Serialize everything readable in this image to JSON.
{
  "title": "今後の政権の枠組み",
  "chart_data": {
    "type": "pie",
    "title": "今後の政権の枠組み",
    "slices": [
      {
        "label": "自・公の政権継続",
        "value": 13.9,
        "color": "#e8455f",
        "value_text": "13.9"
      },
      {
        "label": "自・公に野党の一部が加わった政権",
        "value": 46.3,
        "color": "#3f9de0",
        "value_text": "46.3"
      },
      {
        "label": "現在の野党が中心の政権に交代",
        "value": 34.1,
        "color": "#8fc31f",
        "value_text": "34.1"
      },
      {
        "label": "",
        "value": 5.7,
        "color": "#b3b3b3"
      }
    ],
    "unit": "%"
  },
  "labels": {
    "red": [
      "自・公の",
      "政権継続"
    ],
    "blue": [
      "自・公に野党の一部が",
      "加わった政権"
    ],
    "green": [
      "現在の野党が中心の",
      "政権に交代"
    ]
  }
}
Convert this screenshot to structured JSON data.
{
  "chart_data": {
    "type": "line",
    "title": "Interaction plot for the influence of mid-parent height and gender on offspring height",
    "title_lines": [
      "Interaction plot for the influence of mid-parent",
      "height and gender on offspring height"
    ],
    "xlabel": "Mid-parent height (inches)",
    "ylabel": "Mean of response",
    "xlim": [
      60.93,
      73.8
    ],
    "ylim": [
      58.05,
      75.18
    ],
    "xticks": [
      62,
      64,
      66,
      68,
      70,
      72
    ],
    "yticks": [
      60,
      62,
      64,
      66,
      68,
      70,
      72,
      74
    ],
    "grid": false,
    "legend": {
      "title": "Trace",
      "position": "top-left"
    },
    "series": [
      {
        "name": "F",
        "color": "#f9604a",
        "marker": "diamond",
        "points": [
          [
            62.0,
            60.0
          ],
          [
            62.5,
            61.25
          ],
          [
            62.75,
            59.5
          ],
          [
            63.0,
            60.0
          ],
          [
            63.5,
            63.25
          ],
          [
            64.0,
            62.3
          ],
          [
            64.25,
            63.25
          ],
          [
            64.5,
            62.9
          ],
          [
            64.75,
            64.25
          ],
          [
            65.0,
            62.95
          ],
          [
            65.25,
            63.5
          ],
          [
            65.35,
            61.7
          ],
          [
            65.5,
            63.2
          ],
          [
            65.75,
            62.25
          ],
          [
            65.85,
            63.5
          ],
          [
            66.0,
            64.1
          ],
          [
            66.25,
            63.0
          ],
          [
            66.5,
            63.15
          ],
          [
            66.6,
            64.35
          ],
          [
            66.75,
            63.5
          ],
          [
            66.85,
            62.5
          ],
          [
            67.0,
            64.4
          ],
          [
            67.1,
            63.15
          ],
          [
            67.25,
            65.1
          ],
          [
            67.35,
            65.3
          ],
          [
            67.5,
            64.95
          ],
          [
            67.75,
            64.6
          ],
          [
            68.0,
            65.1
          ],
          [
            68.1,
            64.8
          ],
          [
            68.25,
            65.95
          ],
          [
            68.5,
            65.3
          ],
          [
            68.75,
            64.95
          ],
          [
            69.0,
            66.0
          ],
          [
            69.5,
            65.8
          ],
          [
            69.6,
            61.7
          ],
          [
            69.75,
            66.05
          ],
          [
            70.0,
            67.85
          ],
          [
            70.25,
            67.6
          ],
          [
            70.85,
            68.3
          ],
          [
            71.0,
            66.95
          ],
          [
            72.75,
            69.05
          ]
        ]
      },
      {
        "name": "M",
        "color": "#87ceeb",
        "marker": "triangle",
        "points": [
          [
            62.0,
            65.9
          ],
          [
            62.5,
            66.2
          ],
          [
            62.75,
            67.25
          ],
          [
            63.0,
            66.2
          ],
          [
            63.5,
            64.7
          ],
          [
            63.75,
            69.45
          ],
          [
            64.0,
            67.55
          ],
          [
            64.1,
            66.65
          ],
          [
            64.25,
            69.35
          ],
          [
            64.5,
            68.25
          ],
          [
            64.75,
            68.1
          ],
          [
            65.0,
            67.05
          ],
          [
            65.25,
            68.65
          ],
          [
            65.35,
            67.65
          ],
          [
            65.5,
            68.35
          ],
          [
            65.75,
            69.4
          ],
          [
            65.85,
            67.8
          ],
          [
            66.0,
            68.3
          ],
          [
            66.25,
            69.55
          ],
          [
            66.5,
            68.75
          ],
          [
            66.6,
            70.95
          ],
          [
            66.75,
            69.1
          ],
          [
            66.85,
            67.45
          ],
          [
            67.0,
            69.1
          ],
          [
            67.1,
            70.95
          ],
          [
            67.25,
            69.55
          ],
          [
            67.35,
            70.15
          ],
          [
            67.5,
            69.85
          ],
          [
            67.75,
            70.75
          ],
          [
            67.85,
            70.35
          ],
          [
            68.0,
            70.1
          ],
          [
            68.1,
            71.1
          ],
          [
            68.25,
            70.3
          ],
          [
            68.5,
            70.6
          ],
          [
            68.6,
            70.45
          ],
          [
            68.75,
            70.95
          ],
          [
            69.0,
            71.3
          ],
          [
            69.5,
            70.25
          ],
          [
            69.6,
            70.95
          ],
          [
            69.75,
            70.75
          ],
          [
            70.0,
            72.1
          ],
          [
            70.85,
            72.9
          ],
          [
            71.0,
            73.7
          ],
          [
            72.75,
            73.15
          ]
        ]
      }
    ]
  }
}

_Goal:_ Check each line of the material above for "gender" and say how many lines contain it, giving the number alone.

_Exercise answer:_ 2